**To be done**
Transcribe every line of the records verbatim.

**Provided records**
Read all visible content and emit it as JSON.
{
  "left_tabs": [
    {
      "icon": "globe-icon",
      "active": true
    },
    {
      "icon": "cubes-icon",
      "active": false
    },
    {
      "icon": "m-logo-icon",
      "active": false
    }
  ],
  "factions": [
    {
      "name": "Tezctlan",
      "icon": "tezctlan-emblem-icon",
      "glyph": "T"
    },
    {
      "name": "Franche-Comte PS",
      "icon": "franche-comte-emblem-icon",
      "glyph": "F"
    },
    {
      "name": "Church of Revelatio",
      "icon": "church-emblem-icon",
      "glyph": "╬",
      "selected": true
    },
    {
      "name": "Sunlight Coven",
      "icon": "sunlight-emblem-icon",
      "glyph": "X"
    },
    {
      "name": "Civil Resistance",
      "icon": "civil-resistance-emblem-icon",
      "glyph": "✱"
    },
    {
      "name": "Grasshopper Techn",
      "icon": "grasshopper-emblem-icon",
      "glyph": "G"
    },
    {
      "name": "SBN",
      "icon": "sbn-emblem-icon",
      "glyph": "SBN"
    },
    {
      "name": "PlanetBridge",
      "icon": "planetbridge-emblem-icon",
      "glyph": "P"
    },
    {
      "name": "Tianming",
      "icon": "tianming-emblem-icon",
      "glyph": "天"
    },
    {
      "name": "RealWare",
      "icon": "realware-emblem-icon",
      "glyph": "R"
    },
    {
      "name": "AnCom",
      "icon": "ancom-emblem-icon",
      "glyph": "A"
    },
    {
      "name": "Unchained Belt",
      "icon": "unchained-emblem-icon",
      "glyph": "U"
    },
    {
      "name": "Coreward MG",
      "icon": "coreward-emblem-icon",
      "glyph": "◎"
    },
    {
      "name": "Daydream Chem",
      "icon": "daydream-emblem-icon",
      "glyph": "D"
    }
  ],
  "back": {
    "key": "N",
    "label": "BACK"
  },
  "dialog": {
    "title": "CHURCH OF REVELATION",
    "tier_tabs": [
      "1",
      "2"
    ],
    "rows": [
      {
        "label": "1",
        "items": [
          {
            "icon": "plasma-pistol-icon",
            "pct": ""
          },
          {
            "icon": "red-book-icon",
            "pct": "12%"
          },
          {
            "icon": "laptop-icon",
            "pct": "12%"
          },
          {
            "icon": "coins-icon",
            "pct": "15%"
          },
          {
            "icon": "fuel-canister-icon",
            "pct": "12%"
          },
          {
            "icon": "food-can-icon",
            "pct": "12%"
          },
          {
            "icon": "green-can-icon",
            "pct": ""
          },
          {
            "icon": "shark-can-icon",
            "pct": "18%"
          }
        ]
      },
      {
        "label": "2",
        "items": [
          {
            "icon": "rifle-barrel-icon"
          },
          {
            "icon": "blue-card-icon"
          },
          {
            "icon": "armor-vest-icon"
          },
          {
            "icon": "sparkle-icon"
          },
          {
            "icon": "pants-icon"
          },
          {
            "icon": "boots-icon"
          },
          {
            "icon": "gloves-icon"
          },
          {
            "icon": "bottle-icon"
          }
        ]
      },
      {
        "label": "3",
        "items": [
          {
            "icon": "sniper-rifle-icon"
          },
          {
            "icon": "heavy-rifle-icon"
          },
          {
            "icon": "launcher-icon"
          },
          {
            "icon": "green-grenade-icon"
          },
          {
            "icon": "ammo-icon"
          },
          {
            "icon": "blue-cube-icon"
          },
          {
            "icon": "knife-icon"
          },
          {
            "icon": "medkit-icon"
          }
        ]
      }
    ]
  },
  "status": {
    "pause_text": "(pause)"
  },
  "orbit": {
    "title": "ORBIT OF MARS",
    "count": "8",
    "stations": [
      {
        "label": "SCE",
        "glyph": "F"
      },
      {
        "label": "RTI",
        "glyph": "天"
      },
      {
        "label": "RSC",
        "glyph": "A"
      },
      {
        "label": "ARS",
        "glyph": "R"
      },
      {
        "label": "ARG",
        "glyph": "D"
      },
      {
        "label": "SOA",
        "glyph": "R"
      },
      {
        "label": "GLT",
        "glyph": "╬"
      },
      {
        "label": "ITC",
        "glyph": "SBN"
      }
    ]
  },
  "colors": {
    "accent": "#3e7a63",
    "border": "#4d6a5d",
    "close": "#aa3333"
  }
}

**Problem solution**
Read all visible content and emit it as JSON.
{
  "left_tabs": [
    {
      "icon": "globe-icon",
      "active": true
    },
    {
      "icon": "cubes-icon",
      "active": false
    },
    {
      "icon": "m-logo-icon",
      "active": false
    }
  ],
  "factions": [
    {
      "name": "Tezctlan",
      "icon": "tezctlan-emblem-icon",
      "glyph": "T"
    },
    {
      "name": "Franche-Comte PS",
      "icon": "franche-comte-emblem-icon",
      "glyph": "F"
    },
    {
      "name": "Church of Revelatio",
      "icon": "church-emblem-icon",
      "glyph": "╬",
      "selected": true
    },
    {
      "name": "Sunlight Coven",
      "icon": "sunlight-emblem-icon",
      "glyph": "X"
    },
    {
      "name": "Civil Resistance",
      "icon": "civil-resistance-emblem-icon",
      "glyph": "✱"
    },
    {
      "name": "Grasshopper Techn",
      "icon": "grasshopper-emblem-icon",
      "glyph": "G"
    },
    {
      "name": "SBN",
      "icon": "sbn-emblem-icon",
      "glyph": "SBN"
    },
    {
      "name": "PlanetBridge",
      "icon": "planetbridge-emblem-icon",
      "glyph": "P"
    },
    {
      "name": "Tianming",
      "icon": "tianming-emblem-icon",
      "glyph": "天"
    },
    {
      "name": "RealWare",
      "icon": "realware-emblem-icon",
      "glyph": "R"
    },
    {
      "name": "AnCom",
      "icon": "ancom-emblem-icon",
      "glyph": "A"
    },
    {
      "name": "Unchained Belt",
      "icon": "unchained-emblem-icon",
      "glyph": "U"
    },
    {
      "name": "Coreward MG",
      "icon": "coreward-emblem-icon",
      "glyph": "◎"
    },
    {
      "name": "Daydream Chem",
      "icon": "daydream-emblem-icon",
      "glyph": "D"
    }
  ],
  "back": {
    "key": "N",
    "label": "BACK"
  },
  "dialog": {
    "title": "CHURCH OF REVELATION",
    "tier_tabs": [
      "1",
      "2"
    ],
    "rows": [
      {
        "label": "1",
        "items": [
          {
            "icon": "plasma-pistol-icon",
            "pct": ""
          },
          {
            "icon": "red-book-icon",
            "pct": "12%"
          },
          {
            "icon": "laptop-icon",
            "pct": "12%"
          },
          {
            "icon": "coins-icon",
            "pct": "15%"
          },
          {
            "icon": "fuel-canister-icon",
            "pct": "12%"
          },
          {
            "icon": "food-can-icon",
            "pct": "12%"
          },
          {
            "icon": "green-can-icon",
            "pct": ""
          },
          {
            "icon": "shark-can-icon",
            "pct": "18%"
          }
        ]
      },
      {
        "label": "2",
        "items": [
          {
            "icon": "rifle-barrel-icon"
          },
          {
            "icon": "blue-card-icon"
          },
          {
            "icon": "armor-vest-icon"
          },
          {
            "icon": "sparkle-icon"
          },
          {
            "icon": "pants-icon"
          },
          {
            "icon": "boots-icon"
          },
          {
            "icon": "gloves-icon"
          },
          {
            "icon": "bottle-icon"
          }
        ]
      },
      {
        "label": "3",
        "items": [
          {
            "icon": "sniper-rifle-icon"
          },
          {
            "icon": "heavy-rifle-icon"
          },
          {
            "icon": "launcher-icon"
          },
          {
            "icon": "green-grenade-icon"
          },
          {
            "icon": "ammo-icon"
          },
          {
            "icon": "blue-cube-icon"
          },
          {
            "icon": "knife-icon"
          },
          {
            "icon": "medkit-icon"
          }
        ]
      }
    ]
  },
  "status": {
    "pause_text": "(pause)"
  },
  "orbit": {
    "title": "ORBIT OF MARS",
    "count": "8",
    "stations": [
      {
        "label": "SCE",
        "glyph": "F"
      },
      {
        "label": "RTI",
        "glyph": "天"
      },
      {
        "label": "RSC",
        "glyph": "A"
      },
      {
        "label": "ARS",
        "glyph": "R"
      },
      {
        "label": "ARG",
        "glyph": "D"
      },
      {
        "label": "SOA",
        "glyph": "R"
      },
      {
        "label": "GLT",
        "glyph": "╬"
      },
      {
        "label": "ITC",
        "glyph": "SBN"
      }
    ]
  },
  "colors": {
    "accent": "#3e7a63",
    "border": "#4d6a5d",
    "close": "#aa3333"
  }
}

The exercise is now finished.